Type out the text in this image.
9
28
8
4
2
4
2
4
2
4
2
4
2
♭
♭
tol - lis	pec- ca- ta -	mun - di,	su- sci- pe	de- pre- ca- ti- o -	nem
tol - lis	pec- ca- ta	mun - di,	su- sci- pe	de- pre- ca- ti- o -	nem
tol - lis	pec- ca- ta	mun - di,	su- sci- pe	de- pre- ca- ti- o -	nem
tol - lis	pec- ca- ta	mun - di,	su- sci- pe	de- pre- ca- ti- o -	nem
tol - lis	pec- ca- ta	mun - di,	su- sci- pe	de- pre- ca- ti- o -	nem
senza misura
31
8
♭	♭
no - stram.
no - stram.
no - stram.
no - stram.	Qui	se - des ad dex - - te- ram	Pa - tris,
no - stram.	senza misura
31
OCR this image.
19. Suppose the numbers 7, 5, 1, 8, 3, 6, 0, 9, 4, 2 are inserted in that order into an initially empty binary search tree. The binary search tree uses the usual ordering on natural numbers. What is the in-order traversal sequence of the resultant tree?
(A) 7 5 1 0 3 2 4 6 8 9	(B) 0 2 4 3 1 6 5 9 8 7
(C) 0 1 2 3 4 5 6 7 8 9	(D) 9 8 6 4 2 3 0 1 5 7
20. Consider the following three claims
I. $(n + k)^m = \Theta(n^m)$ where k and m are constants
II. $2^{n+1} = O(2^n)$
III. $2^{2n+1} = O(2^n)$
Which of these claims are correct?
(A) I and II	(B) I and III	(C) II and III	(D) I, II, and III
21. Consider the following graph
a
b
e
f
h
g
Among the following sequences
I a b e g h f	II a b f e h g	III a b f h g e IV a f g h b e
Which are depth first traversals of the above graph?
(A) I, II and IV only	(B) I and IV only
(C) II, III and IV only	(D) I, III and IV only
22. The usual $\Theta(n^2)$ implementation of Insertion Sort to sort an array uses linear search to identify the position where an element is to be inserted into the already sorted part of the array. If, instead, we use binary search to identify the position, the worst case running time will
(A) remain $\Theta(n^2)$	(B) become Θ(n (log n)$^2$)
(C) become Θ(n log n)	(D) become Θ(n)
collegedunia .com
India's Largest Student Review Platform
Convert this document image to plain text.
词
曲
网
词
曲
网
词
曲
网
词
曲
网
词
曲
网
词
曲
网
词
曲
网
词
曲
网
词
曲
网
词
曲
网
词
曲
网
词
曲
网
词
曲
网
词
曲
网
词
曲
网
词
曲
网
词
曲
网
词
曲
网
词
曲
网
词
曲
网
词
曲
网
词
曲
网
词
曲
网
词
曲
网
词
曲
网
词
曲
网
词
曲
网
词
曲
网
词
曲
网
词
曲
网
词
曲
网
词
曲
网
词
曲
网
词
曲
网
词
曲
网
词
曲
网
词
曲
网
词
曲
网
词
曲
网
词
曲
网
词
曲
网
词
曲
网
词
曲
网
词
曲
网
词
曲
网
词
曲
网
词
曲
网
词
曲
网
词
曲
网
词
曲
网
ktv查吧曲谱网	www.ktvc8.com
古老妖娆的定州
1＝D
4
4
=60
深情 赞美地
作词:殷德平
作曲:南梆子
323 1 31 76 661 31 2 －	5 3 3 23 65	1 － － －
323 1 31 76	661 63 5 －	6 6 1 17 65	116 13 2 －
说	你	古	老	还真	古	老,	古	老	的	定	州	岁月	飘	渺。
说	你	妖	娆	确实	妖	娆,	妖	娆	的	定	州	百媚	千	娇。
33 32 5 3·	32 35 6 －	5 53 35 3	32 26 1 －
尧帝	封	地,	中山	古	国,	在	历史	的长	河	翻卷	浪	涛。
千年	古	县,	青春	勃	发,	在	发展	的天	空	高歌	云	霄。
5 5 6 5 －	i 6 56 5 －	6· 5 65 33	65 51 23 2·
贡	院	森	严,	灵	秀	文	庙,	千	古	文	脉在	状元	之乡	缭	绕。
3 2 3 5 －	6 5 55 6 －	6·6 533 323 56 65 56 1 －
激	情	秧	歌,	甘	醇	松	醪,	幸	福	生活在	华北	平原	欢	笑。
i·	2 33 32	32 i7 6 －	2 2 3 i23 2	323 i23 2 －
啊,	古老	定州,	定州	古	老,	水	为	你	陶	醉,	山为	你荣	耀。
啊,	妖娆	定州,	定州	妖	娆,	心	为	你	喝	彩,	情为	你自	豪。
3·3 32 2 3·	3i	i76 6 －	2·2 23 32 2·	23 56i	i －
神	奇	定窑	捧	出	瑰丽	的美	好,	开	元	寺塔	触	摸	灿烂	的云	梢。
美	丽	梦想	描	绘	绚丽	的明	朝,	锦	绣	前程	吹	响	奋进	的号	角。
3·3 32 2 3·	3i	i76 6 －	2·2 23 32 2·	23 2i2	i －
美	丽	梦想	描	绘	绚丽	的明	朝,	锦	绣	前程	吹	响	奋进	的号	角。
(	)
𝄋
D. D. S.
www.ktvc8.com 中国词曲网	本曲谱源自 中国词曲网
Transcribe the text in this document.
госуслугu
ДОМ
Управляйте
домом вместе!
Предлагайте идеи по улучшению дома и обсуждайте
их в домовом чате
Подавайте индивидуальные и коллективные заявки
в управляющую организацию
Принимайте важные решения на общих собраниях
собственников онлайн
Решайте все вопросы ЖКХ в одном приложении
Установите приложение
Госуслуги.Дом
================
◆ WHAT THIS TASK INVOLVES ◆
Pull out all lines containing "following".

◆ SOLUTION ◆
20. Consider the following three claims
21. Consider the following graph
Among the following sequences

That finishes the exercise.